▸ **AIM OF THE EXERCISE**
Extract every one of the following rows and reproduce each line word for word, without changing anything.

══ INPUT MATERIAL ══

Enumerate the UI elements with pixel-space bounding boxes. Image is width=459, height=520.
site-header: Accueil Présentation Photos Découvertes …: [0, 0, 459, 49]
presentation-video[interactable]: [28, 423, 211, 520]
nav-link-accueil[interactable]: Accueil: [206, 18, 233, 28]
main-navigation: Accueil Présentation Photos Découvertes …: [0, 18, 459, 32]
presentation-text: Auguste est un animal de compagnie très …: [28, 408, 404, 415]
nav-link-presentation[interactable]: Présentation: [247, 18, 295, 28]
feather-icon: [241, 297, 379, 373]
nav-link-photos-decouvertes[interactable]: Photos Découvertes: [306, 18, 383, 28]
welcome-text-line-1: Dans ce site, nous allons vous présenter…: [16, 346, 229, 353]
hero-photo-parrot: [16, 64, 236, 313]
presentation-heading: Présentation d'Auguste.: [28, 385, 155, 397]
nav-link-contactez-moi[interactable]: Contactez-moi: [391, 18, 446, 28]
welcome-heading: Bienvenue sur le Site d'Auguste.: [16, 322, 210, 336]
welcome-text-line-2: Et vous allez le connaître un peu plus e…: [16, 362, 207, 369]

═══

▸ **TASK SOLUTION**
Enumerate the UI elements with pixel-space bounding boxes. Image is width=459, height=520.
site-header: Accueil Présentation Photos Découvertes …: [0, 0, 459, 49]
presentation-video[interactable]: [28, 423, 211, 520]
nav-link-accueil[interactable]: Accueil: [206, 18, 233, 28]
main-navigation: Accueil Présentation Photos Découvertes …: [0, 18, 459, 32]
presentation-text: Auguste est un animal de compagnie très …: [28, 408, 404, 415]
nav-link-presentation[interactable]: Présentation: [247, 18, 295, 28]
feather-icon: [241, 297, 379, 373]
nav-link-photos-decouvertes[interactable]: Photos Découvertes: [306, 18, 383, 28]
welcome-text-line-1: Dans ce site, nous allons vous présenter…: [16, 346, 229, 353]
hero-photo-parrot: [16, 64, 236, 313]
presentation-heading: Présentation d'Auguste.: [28, 385, 155, 397]
nav-link-contactez-moi[interactable]: Contactez-moi: [391, 18, 446, 28]
welcome-heading: Bienvenue sur le Site d'Auguste.: [16, 322, 210, 336]
welcome-text-line-2: Et vous allez le connaître un peu plus e…: [16, 362, 207, 369]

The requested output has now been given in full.